[RECORDS TO PROCESS]

++++++++++++++++++++

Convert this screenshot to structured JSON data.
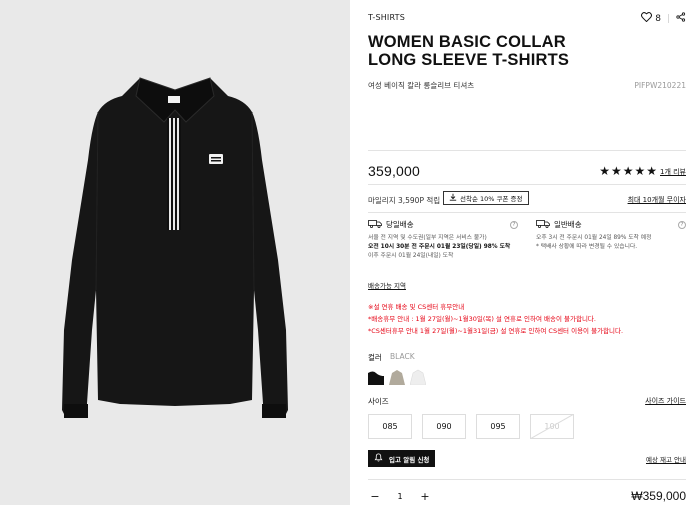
{
  "product": {
    "category": "T-SHIRTS",
    "wishlist_count": "8",
    "title_line1": "WOMEN BASIC COLLAR",
    "title_line2": "LONG SLEEVE T-SHIRTS",
    "korean_name": "여성 베이직 칼라 롱슬리브 티셔츠",
    "code": "PIFPW210221",
    "price": "359,000",
    "rating": 5,
    "stars": "★★★★★",
    "review_link": "1개 리뷰"
  },
  "mileage": {
    "text": "마일리지 3,590P 적립",
    "coupon_button": "선착순 10% 쿠폰 증정",
    "discount_link": "최대 10개월 무이자"
  },
  "shipping": {
    "same_day": {
      "title": "당일배송",
      "lines": [
        "서울 전 지역 및 수도권(일부 지역은 서비스 불가)",
        "오전 10시 30분 전 주문시 01월 23일(당일) 98% 도착",
        "이후 주문시 01월 24일(내일) 도착"
      ]
    },
    "general": {
      "title": "일반배송",
      "lines": [
        "오후 3시 전 주문시 01월 24일 89% 도착 예정",
        "* 택배사 상황에 따라 변경될 수 있습니다."
      ]
    },
    "area_link": "배송가능 지역"
  },
  "notice": {
    "lines": [
      "※설 연휴 배송 및 CS센터 휴무안내",
      "*배송휴무 안내 : 1월 27일(월)~1월30일(목) 설 연휴로 인하여 배송이 불가합니다.",
      "*CS센터휴무 안내 1월 27일(월)~1월31일(금) 설 연휴로 인하여 CS센터 이용이 불가합니다."
    ]
  },
  "options": {
    "color_label": "컬러",
    "color_selected": "BLACK",
    "colors": [
      "#111111",
      "#b1aa9c",
      "#eeeeee"
    ],
    "size_label": "사이즈",
    "size_guide": "사이즈 가이드",
    "sizes": [
      "085",
      "090",
      "095",
      "100"
    ],
    "sold_out_size": "100"
  },
  "restock": {
    "button": "입고 알림 신청",
    "link": "예상 재고 안내"
  },
  "order": {
    "minus": "−",
    "plus": "+",
    "quantity": "1",
    "total": "₩359,000"
  },
  "icons": {
    "wishlist": "heart-icon",
    "share": "share-icon",
    "download": "download-icon",
    "same_day_truck": "truck-icon",
    "general_truck": "truck-icon",
    "help": "help-icon",
    "bell": "bell-icon"
  }
}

++++++++++++++++++++

[DIRECTIONS] Nothing in the entries above should change when they are printed again, except that the pictures are dropped.

[THE OUTPUT]
Convert this screenshot to structured JSON data.
{
  "product": {
    "category": "T-SHIRTS",
    "wishlist_count": "8",
    "title_line1": "WOMEN BASIC COLLAR",
    "title_line2": "LONG SLEEVE T-SHIRTS",
    "korean_name": "여성 베이직 칼라 롱슬리브 티셔츠",
    "code": "PIFPW210221",
    "price": "359,000",
    "rating": 5,
    "stars": "★★★★★",
    "review_link": "1개 리뷰"
  },
  "mileage": {
    "text": "마일리지 3,590P 적립",
    "coupon_button": "선착순 10% 쿠폰 증정",
    "discount_link": "최대 10개월 무이자"
  },
  "shipping": {
    "same_day": {
      "title": "당일배송",
      "lines": [
        "서울 전 지역 및 수도권(일부 지역은 서비스 불가)",
        "오전 10시 30분 전 주문시 01월 23일(당일) 98% 도착",
        "이후 주문시 01월 24일(내일) 도착"
      ]
    },
    "general": {
      "title": "일반배송",
      "lines": [
        "오후 3시 전 주문시 01월 24일 89% 도착 예정",
        "* 택배사 상황에 따라 변경될 수 있습니다."
      ]
    },
    "area_link": "배송가능 지역"
  },
  "notice": {
    "lines": [
      "※설 연휴 배송 및 CS센터 휴무안내",
      "*배송휴무 안내 : 1월 27일(월)~1월30일(목) 설 연휴로 인하여 배송이 불가합니다.",
      "*CS센터휴무 안내 1월 27일(월)~1월31일(금) 설 연휴로 인하여 CS센터 이용이 불가합니다."
    ]
  },
  "options": {
    "color_label": "컬러",
    "color_selected": "BLACK",
    "colors": [
      "#111111",
      "#b1aa9c",
      "#eeeeee"
    ],
    "size_label": "사이즈",
    "size_guide": "사이즈 가이드",
    "sizes": [
      "085",
      "090",
      "095",
      "100"
    ],
    "sold_out_size": "100"
  },
  "restock": {
    "button": "입고 알림 신청",
    "link": "예상 재고 안내"
  },
  "order": {
    "minus": "−",
    "plus": "+",
    "quantity": "1",
    "total": "₩359,000"
  },
  "icons": {
    "wishlist": "heart-icon",
    "share": "share-icon",
    "download": "download-icon",
    "same_day_truck": "truck-icon",
    "general_truck": "truck-icon",
    "help": "help-icon",
    "bell": "bell-icon"
  }
}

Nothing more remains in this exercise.